━━ Data

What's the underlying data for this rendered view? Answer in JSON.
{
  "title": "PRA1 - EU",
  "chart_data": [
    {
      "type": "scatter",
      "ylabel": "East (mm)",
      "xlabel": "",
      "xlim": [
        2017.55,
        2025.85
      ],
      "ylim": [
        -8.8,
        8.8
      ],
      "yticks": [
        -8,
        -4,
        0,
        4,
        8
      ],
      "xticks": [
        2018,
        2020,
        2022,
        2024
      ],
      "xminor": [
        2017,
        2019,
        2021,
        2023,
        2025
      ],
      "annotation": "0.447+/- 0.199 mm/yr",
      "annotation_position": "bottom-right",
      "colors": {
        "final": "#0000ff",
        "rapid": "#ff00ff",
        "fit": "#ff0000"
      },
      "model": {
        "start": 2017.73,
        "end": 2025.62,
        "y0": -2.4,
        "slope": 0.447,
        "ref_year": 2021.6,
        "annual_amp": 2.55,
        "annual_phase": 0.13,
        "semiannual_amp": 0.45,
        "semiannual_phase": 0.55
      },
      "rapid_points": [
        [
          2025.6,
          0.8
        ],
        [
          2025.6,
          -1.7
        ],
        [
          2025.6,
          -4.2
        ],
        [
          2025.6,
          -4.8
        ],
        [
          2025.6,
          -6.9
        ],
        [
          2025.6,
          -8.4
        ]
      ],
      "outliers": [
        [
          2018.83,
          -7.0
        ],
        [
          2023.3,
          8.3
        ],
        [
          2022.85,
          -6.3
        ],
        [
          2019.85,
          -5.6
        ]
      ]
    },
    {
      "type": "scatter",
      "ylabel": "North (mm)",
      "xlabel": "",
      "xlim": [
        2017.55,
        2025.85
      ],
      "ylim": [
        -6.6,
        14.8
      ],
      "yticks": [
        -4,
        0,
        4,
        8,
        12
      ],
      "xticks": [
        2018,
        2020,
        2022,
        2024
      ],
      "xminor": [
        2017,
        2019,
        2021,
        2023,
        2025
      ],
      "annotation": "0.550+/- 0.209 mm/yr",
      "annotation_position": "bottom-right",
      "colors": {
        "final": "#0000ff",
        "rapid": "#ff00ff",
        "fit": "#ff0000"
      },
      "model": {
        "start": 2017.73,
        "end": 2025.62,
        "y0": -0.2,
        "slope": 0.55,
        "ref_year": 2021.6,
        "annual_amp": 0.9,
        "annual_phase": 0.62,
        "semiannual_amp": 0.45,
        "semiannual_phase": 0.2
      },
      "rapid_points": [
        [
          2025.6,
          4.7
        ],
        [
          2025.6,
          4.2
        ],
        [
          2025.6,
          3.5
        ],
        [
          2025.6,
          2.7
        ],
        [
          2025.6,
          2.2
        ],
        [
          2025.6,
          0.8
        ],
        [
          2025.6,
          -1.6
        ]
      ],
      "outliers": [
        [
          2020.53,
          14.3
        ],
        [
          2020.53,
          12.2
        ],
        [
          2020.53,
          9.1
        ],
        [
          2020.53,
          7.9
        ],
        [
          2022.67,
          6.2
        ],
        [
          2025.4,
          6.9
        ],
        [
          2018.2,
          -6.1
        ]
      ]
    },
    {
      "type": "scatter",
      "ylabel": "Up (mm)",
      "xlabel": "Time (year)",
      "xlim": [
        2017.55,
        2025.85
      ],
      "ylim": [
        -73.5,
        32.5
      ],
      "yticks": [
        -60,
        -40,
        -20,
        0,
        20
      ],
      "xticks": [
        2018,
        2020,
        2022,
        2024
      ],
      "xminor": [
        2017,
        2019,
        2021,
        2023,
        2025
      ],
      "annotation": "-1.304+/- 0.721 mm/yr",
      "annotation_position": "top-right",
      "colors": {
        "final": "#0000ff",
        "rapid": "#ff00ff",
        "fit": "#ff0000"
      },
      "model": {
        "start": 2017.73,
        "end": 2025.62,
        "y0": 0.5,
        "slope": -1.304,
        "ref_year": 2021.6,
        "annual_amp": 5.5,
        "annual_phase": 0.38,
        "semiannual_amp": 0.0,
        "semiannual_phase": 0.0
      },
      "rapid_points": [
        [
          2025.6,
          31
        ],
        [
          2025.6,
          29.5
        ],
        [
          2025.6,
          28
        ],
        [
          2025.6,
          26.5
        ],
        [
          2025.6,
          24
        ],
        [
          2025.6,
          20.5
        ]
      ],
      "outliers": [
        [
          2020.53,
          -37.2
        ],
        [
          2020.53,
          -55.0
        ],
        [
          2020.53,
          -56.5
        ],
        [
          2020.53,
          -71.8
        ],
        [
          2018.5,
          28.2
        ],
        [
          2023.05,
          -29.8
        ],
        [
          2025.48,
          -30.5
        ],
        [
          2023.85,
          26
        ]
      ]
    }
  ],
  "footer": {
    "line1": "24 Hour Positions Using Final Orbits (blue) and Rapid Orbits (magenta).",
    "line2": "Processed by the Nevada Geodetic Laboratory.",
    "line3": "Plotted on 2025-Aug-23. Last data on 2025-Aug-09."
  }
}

━━━━

## Instruction
Retype every record above exactly as written.

## Exercise result
What's the underlying data for this rendered view? Answer in JSON.
{
  "title": "PRA1 - EU",
  "chart_data": [
    {
      "type": "scatter",
      "ylabel": "East (mm)",
      "xlabel": "",
      "xlim": [
        2017.55,
        2025.85
      ],
      "ylim": [
        -8.8,
        8.8
      ],
      "yticks": [
        -8,
        -4,
        0,
        4,
        8
      ],
      "xticks": [
        2018,
        2020,
        2022,
        2024
      ],
      "xminor": [
        2017,
        2019,
        2021,
        2023,
        2025
      ],
      "annotation": "0.447+/- 0.199 mm/yr",
      "annotation_position": "bottom-right",
      "colors": {
        "final": "#0000ff",
        "rapid": "#ff00ff",
        "fit": "#ff0000"
      },
      "model": {
        "start": 2017.73,
        "end": 2025.62,
        "y0": -2.4,
        "slope": 0.447,
        "ref_year": 2021.6,
        "annual_amp": 2.55,
        "annual_phase": 0.13,
        "semiannual_amp": 0.45,
        "semiannual_phase": 0.55
      },
      "rapid_points": [
        [
          2025.6,
          0.8
        ],
        [
          2025.6,
          -1.7
        ],
        [
          2025.6,
          -4.2
        ],
        [
          2025.6,
          -4.8
        ],
        [
          2025.6,
          -6.9
        ],
        [
          2025.6,
          -8.4
        ]
      ],
      "outliers": [
        [
          2018.83,
          -7.0
        ],
        [
          2023.3,
          8.3
        ],
        [
          2022.85,
          -6.3
        ],
        [
          2019.85,
          -5.6
        ]
      ]
    },
    {
      "type": "scatter",
      "ylabel": "North (mm)",
      "xlabel": "",
      "xlim": [
        2017.55,
        2025.85
      ],
      "ylim": [
        -6.6,
        14.8
      ],
      "yticks": [
        -4,
        0,
        4,
        8,
        12
      ],
      "xticks": [
        2018,
        2020,
        2022,
        2024
      ],
      "xminor": [
        2017,
        2019,
        2021,
        2023,
        2025
      ],
      "annotation": "0.550+/- 0.209 mm/yr",
      "annotation_position": "bottom-right",
      "colors": {
        "final": "#0000ff",
        "rapid": "#ff00ff",
        "fit": "#ff0000"
      },
      "model": {
        "start": 2017.73,
        "end": 2025.62,
        "y0": -0.2,
        "slope": 0.55,
        "ref_year": 2021.6,
        "annual_amp": 0.9,
        "annual_phase": 0.62,
        "semiannual_amp": 0.45,
        "semiannual_phase": 0.2
      },
      "rapid_points": [
        [
          2025.6,
          4.7
        ],
        [
          2025.6,
          4.2
        ],
        [
          2025.6,
          3.5
        ],
        [
          2025.6,
          2.7
        ],
        [
          2025.6,
          2.2
        ],
        [
          2025.6,
          0.8
        ],
        [
          2025.6,
          -1.6
        ]
      ],
      "outliers": [
        [
          2020.53,
          14.3
        ],
        [
          2020.53,
          12.2
        ],
        [
          2020.53,
          9.1
        ],
        [
          2020.53,
          7.9
        ],
        [
          2022.67,
          6.2
        ],
        [
          2025.4,
          6.9
        ],
        [
          2018.2,
          -6.1
        ]
      ]
    },
    {
      "type": "scatter",
      "ylabel": "Up (mm)",
      "xlabel": "Time (year)",
      "xlim": [
        2017.55,
        2025.85
      ],
      "ylim": [
        -73.5,
        32.5
      ],
      "yticks": [
        -60,
        -40,
        -20,
        0,
        20
      ],
      "xticks": [
        2018,
        2020,
        2022,
        2024
      ],
      "xminor": [
        2017,
        2019,
        2021,
        2023,
        2025
      ],
      "annotation": "-1.304+/- 0.721 mm/yr",
      "annotation_position": "top-right",
      "colors": {
        "final": "#0000ff",
        "rapid": "#ff00ff",
        "fit": "#ff0000"
      },
      "model": {
        "start": 2017.73,
        "end": 2025.62,
        "y0": 0.5,
        "slope": -1.304,
        "ref_year": 2021.6,
        "annual_amp": 5.5,
        "annual_phase": 0.38,
        "semiannual_amp": 0.0,
        "semiannual_phase": 0.0
      },
      "rapid_points": [
        [
          2025.6,
          31
        ],
        [
          2025.6,
          29.5
        ],
        [
          2025.6,
          28
        ],
        [
          2025.6,
          26.5
        ],
        [
          2025.6,
          24
        ],
        [
          2025.6,
          20.5
        ]
      ],
      "outliers": [
        [
          2020.53,
          -37.2
        ],
        [
          2020.53,
          -55.0
        ],
        [
          2020.53,
          -56.5
        ],
        [
          2020.53,
          -71.8
        ],
        [
          2018.5,
          28.2
        ],
        [
          2023.05,
          -29.8
        ],
        [
          2025.48,
          -30.5
        ],
        [
          2023.85,
          26
        ]
      ]
    }
  ],
  "footer": {
    "line1": "24 Hour Positions Using Final Orbits (blue) and Rapid Orbits (magenta).",
    "line2": "Processed by the Nevada Geodetic Laboratory.",
    "line3": "Plotted on 2025-Aug-23. Last data on 2025-Aug-09."
  }
}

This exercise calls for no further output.